### [EXERCISE DESCRIPTION]
Gather each line of the records where "Ctrl" appears.

--

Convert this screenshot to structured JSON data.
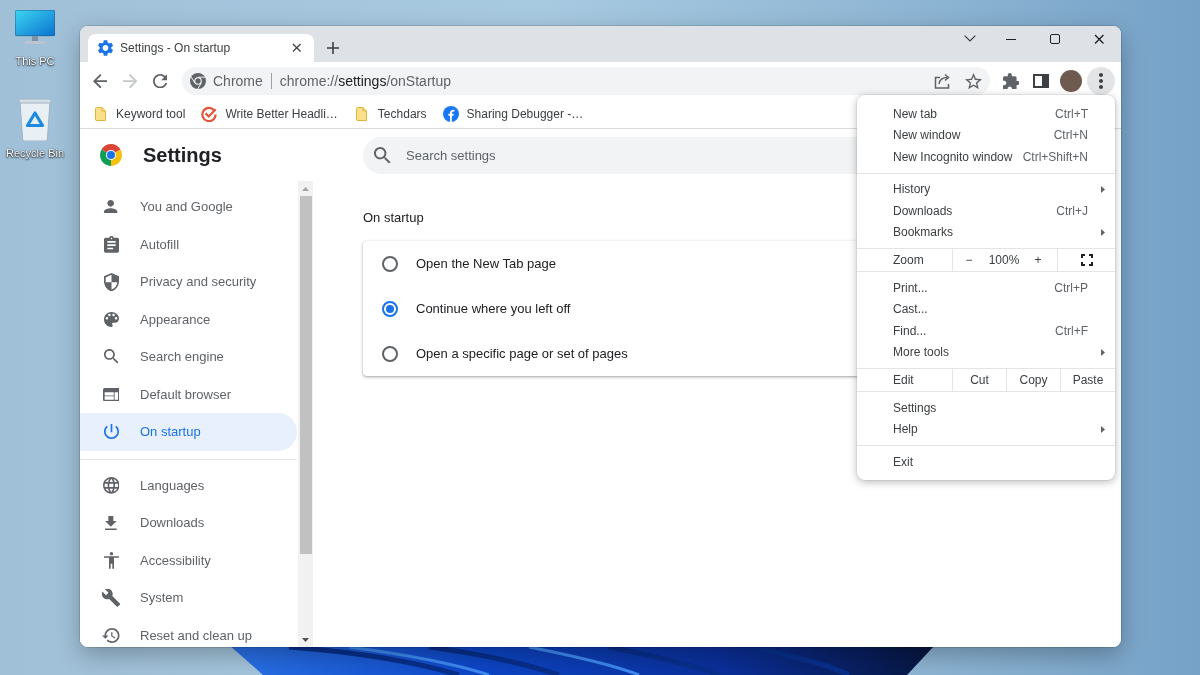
{
  "desktop": {
    "icons": [
      {
        "label": "This PC"
      },
      {
        "label": "Recycle Bin"
      }
    ]
  },
  "window": {
    "tabs": [
      {
        "title": "Settings - On startup",
        "selected": true
      }
    ],
    "toolbar": {
      "back": {
        "disabled": false
      },
      "forward": {
        "disabled": true
      },
      "site_label": "Chrome",
      "url": {
        "scheme": "chrome://",
        "host": "settings",
        "path": "/onStartup"
      },
      "menu_open": true
    },
    "bookmarks": [
      {
        "label": "Keyword tool"
      },
      {
        "label": "Write Better Headli…"
      },
      {
        "label": "Techdars"
      },
      {
        "label": "Sharing Debugger -…"
      }
    ]
  },
  "settings": {
    "title": "Settings",
    "search": {
      "placeholder": "Search settings"
    },
    "nav_groups": [
      {
        "items": [
          {
            "label": "You and Google",
            "selected": false
          },
          {
            "label": "Autofill",
            "selected": false
          },
          {
            "label": "Privacy and security",
            "selected": false
          },
          {
            "label": "Appearance",
            "selected": false
          },
          {
            "label": "Search engine",
            "selected": false
          },
          {
            "label": "Default browser",
            "selected": false
          },
          {
            "label": "On startup",
            "selected": true
          }
        ]
      },
      {
        "items": [
          {
            "label": "Languages",
            "selected": false
          },
          {
            "label": "Downloads",
            "selected": false
          },
          {
            "label": "Accessibility",
            "selected": false
          },
          {
            "label": "System",
            "selected": false
          },
          {
            "label": "Reset and clean up",
            "selected": false
          }
        ]
      }
    ],
    "section_title": "On startup",
    "options": [
      {
        "label": "Open the New Tab page",
        "selected": false
      },
      {
        "label": "Continue where you left off",
        "selected": true
      },
      {
        "label": "Open a specific page or set of pages",
        "selected": false
      }
    ]
  },
  "menu": {
    "sections": [
      {
        "items": [
          {
            "kind": "command",
            "label": "New tab",
            "shortcut": "Ctrl+T"
          },
          {
            "kind": "command",
            "label": "New window",
            "shortcut": "Ctrl+N"
          },
          {
            "kind": "command",
            "label": "New Incognito window",
            "shortcut": "Ctrl+Shift+N"
          }
        ]
      },
      {
        "items": [
          {
            "kind": "submenu",
            "label": "History"
          },
          {
            "kind": "command",
            "label": "Downloads",
            "shortcut": "Ctrl+J"
          },
          {
            "kind": "submenu",
            "label": "Bookmarks"
          }
        ]
      },
      {
        "items": [
          {
            "kind": "zoom",
            "label": "Zoom",
            "decrease": "−",
            "value": "100%",
            "increase": "+"
          }
        ]
      },
      {
        "items": [
          {
            "kind": "command",
            "label": "Print...",
            "shortcut": "Ctrl+P"
          },
          {
            "kind": "command",
            "label": "Cast..."
          },
          {
            "kind": "command",
            "label": "Find...",
            "shortcut": "Ctrl+F"
          },
          {
            "kind": "submenu",
            "label": "More tools"
          }
        ]
      },
      {
        "items": [
          {
            "kind": "edit",
            "label": "Edit",
            "actions": [
              "Cut",
              "Copy",
              "Paste"
            ]
          }
        ]
      },
      {
        "items": [
          {
            "kind": "command",
            "label": "Settings"
          },
          {
            "kind": "submenu",
            "label": "Help"
          }
        ]
      },
      {
        "items": [
          {
            "kind": "command",
            "label": "Exit"
          }
        ]
      }
    ]
  }
}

--

### [ANSWER BELOW]
            "shortcut": "Ctrl+T"
            "shortcut": "Ctrl+N"
            "shortcut": "Ctrl+Shift+N"
            "shortcut": "Ctrl+J"
            "shortcut": "Ctrl+P"
            "shortcut": "Ctrl+F"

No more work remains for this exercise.